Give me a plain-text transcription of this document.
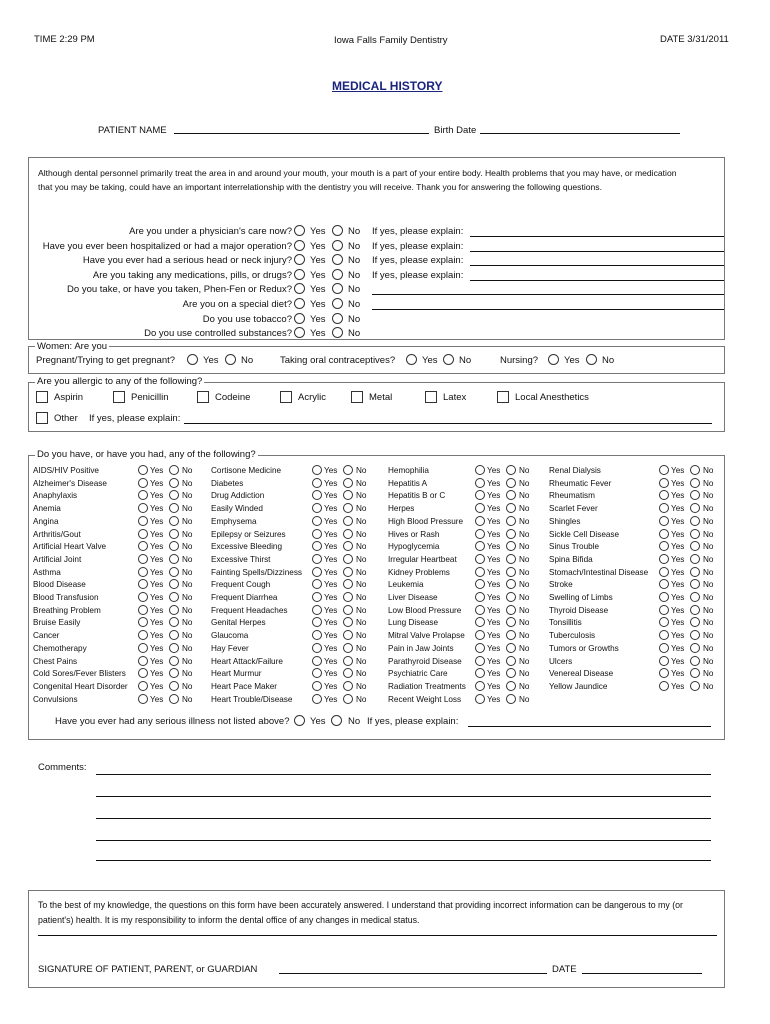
TIME 2:29 PM	Iowa Falls Family Dentistry	DATE 3/31/2011
MEDICAL HISTORY
PATIENT NAME	Birth Date
Although dental personnel primarily treat the area in and around your mouth, your mouth is a part of your entire body. Health problems that you may have, or medication that you may be taking, could have an important interrelationship with the dentistry you will receive. Thank you for answering the following questions.
Are you under a physician's care now? Yes No If yes, please explain:
Have you ever been hospitalized or had a major operation? Yes No If yes, please explain:
Have you ever had a serious head or neck injury? Yes No If yes, please explain:
Are you taking any medications, pills, or drugs? Yes No If yes, please explain:
Do you take, or have you taken, Phen-Fen or Redux? Yes No
Are you on a special diet? Yes No
Do you use tobacco? Yes No
Do you use controlled substances? Yes No
Women: Are you
Pregnant/Trying to get pregnant?	Yes No	Taking oral contraceptives?	Yes No	Nursing?	Yes No
Are you allergic to any of the following?
Aspirin	Penicillin	Codeine	Acrylic	Metal	Latex	Local Anesthetics
Other If yes, please explain:
Do you have, or have you had, any of the following?
AIDS/HIV Positive	Yes No
Alzheimer's Disease	Yes No
Anaphylaxis	Yes No
Anemia	Yes No
Angina	Yes No
Arthritis/Gout	Yes No
Artificial Heart Valve	Yes No
Artificial Joint	Yes No
Asthma	Yes No
Blood Disease	Yes No
Blood Transfusion	Yes No
Breathing Problem	Yes No
Bruise Easily	Yes No
Cancer	Yes No
Chemotherapy	Yes No
Chest Pains	Yes No
Cold Sores/Fever Blisters	Yes No
Congenital Heart Disorder	Yes No
Convulsions	Yes No
Cortisone Medicine	Yes No
Diabetes	Yes No
Drug Addiction	Yes No
Easily Winded	Yes No
Emphysema	Yes No
Epilepsy or Seizures	Yes No
Excessive Bleeding	Yes No
Excessive Thirst	Yes No
Fainting Spells/Dizziness	Yes No
Frequent Cough	Yes No
Frequent Diarrhea	Yes No
Frequent Headaches	Yes No
Genital Herpes	Yes No
Glaucoma	Yes No
Hay Fever	Yes No
Heart Attack/Failure	Yes No
Heart Murmur	Yes No
Heart Pace Maker	Yes No
Heart Trouble/Disease	Yes No
Hemophilia	Yes No
Hepatitis A	Yes No
Hepatitis B or C	Yes No
Herpes	Yes No
High Blood Pressure	Yes No
Hives or Rash	Yes No
Hypoglycemia	Yes No
Irregular Heartbeat	Yes No
Kidney Problems	Yes No
Leukemia	Yes No
Liver Disease	Yes No
Low Blood Pressure	Yes No
Lung Disease	Yes No
Mitral Valve Prolapse	Yes No
Pain in Jaw Joints	Yes No
Parathyroid Disease	Yes No
Psychiatric Care	Yes No
Radiation Treatments	Yes No
Recent Weight Loss	Yes No
Renal Dialysis	Yes No
Rheumatic Fever	Yes No
Rheumatism	Yes No
Scarlet Fever	Yes No
Shingles	Yes No
Sickle Cell Disease	Yes No
Sinus Trouble	Yes No
Spina Bifida	Yes No
Stomach/Intestinal Disease	Yes No
Stroke	Yes No
Swelling of Limbs	Yes No
Thyroid Disease	Yes No
Tonsillitis	Yes No
Tuberculosis	Yes No
Tumors or Growths	Yes No
Ulcers	Yes No
Venereal Disease	Yes No
Yellow Jaundice	Yes No
Have you ever had any serious illness not listed above? Yes No If yes, please explain:
Comments:
To the best of my knowledge, the questions on this form have been accurately answered. I understand that providing incorrect information can be dangerous to my (or patient's) health. It is my responsibility to inform the dental office of any changes in medical status.
SIGNATURE OF PATIENT, PARENT, or GUARDIAN	DATE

**Assignment**
Where does the word "Fever" appear in the records? Copy every line that holds it.

**Exercise answer**
Cold Sores/Fever Blisters	Yes No
Hay Fever	Yes No
Rheumatic Fever	Yes No
Scarlet Fever	Yes No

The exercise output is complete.